Extract to read
(begin)

However, I don't want to delete their details from the UserLog as I am interested in collating data on how long people spend on the software and the fact that they no longer work at the company does not mean their user behaviour is no longer relevant.
What I am left with is a table UserLog that has no relationships with any other tables in my database. Is this a sensible idea?
Having looked through books etc / googled online I haven't come across any DB schemas with tables that have no relationships with others and so my gut instinct here is saying that my approach is not robust...
I'd appreciate some guidance please.

My personal preference in this case would be to "soft delete" an employee by adding a "DeletedDate" column to the Employees table. This will allow you to maintain referential integrity with your UserLog table and all details for all employees, past and present, remain available in the database.
The downside to this approach is that you need to add application logic to check for active employees.

Yes, this is perfectly sensible. The log is just a raw audit of data that should never change. It doesn't need to be normalized (and shouldn't be) and/or linked to other tables.
Ideally, I would put write-heavy audit logging in a different database entirely than the read-heavy transactional day-to-day stuff. They may grow differently over time. But starting small it's fine to keep them in the same database as long as you understand the fundamental differences between them.
On a side note, I would recommend not deleting the users from the tables. Maybe have some kind of IsActive or IsDeleted bit on them that would effectively blind them from the application, but deleting should be avoided if possible.

(end)

Data records
(begin)

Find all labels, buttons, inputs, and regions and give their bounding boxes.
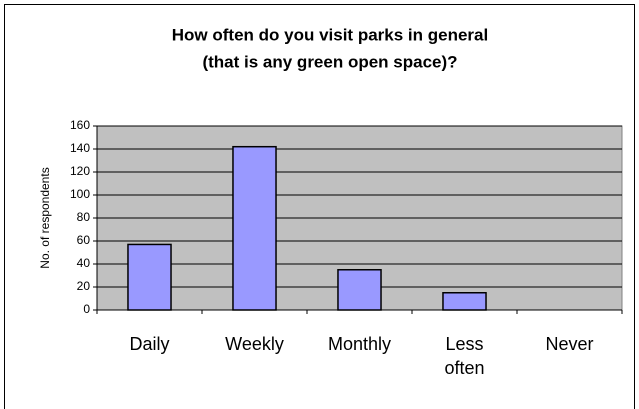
x-tick-label: Monthly (327, 334, 392, 354)
y-tick-label: 60 (77, 233, 91, 247)
chart-title: How often do you visit parks in general (172, 25, 488, 44)
y-tick-label: 140 (70, 141, 90, 155)
y-tick-label: 40 (77, 256, 91, 270)
x-tick-label: Less often (444, 334, 485, 378)
y-tick-label: 120 (70, 164, 90, 178)
bar (232, 145, 277, 311)
y-axis-label: No. of respondents (38, 167, 52, 268)
y-tick-label: 100 (70, 187, 90, 201)
y-tick-label: 80 (77, 210, 91, 224)
bar (127, 243, 172, 311)
y-tick-label: 20 (77, 279, 91, 293)
x-tick-label: Daily (129, 334, 170, 354)
bar (337, 269, 382, 311)
y-tick-label: 160 (70, 118, 90, 132)
x-tick-label: Weekly (225, 334, 284, 354)
y-tick-label: 0 (83, 302, 90, 316)
chart-title: (that is any green open space)? (202, 52, 457, 71)
bar (442, 292, 487, 311)
x-tick-label: Never (545, 334, 594, 354)
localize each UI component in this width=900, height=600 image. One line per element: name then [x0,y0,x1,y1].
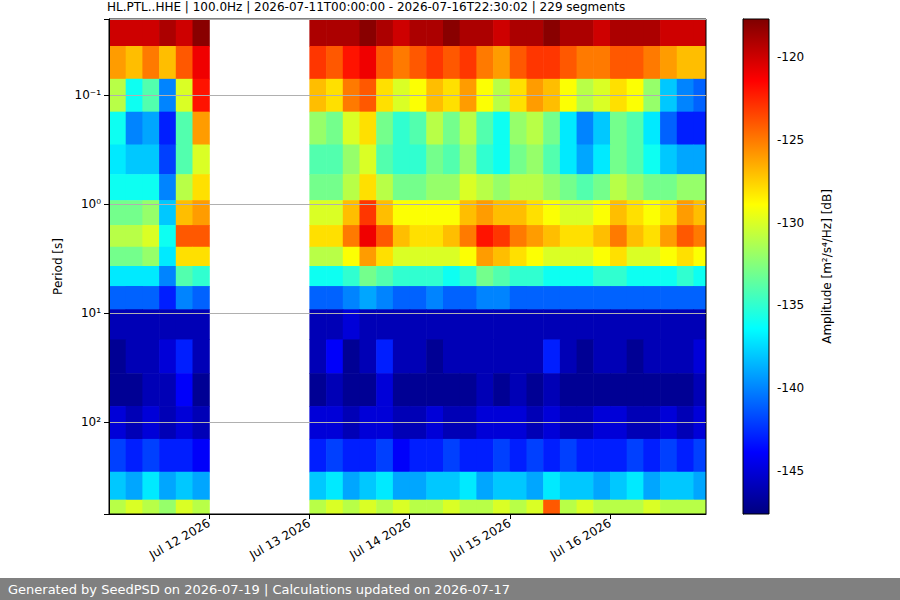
svg-text:Generated by SeedPSD on 2026-0: Generated by SeedPSD on 2026-07-19 | Cal… [8,582,510,597]
svg-text:-145: -145 [777,464,804,478]
svg-text:Jul 16 2026: Jul 16 2026 [547,516,614,563]
svg-text:-135: -135 [777,298,804,312]
svg-text:-130: -130 [777,216,804,230]
svg-text:-125: -125 [777,133,804,147]
svg-text:-120: -120 [777,50,804,64]
svg-text:10²: 10² [81,415,101,429]
svg-text:HL.PTL..HHE | 100.0Hz | 2026-0: HL.PTL..HHE | 100.0Hz | 2026-07-11T00:00… [107,0,625,14]
svg-text:10⁻¹: 10⁻¹ [75,88,102,102]
svg-text:10¹: 10¹ [81,306,101,320]
svg-text:Jul 15 2026: Jul 15 2026 [447,516,514,563]
svg-text:Jul 14 2026: Jul 14 2026 [346,516,413,563]
svg-text:Jul 13 2026: Jul 13 2026 [246,516,313,563]
svg-text:Period [s]: Period [s] [51,238,65,295]
svg-text:Amplitude [m²/s⁴/Hz] [dB]: Amplitude [m²/s⁴/Hz] [dB] [820,189,834,344]
svg-text:10⁰: 10⁰ [81,197,101,211]
svg-text:-140: -140 [777,381,804,395]
svg-text:Jul 12 2026: Jul 12 2026 [146,516,213,563]
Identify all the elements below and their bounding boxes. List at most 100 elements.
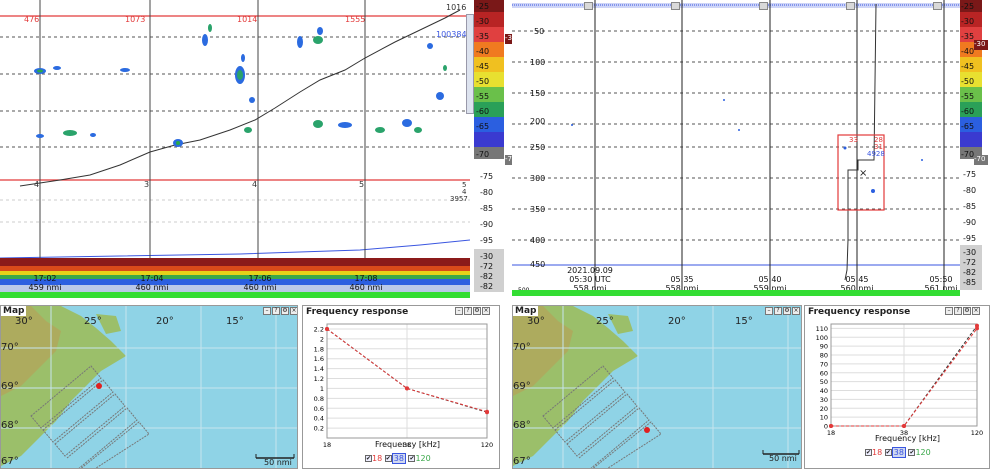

(end)

Objectives
1) In the user-log thread, which column does the first reply propose adding to the Employees table in order to "soft delete" an employee?
2) Condense the paragraph of the user-log thread beginning "Ideally, I would put write-heavy audit logging" into two sentences, keeping its main facts.

Answers to the tasks
1) A "DeletedDate" column.

2) Write-heavy audit logging is ideally kept in a separate database from read-heavy, day-to-day transactional data, because the two may grow differently over time. At a small scale, keeping both in the same database is acceptable as long as their fundamental differences are understood.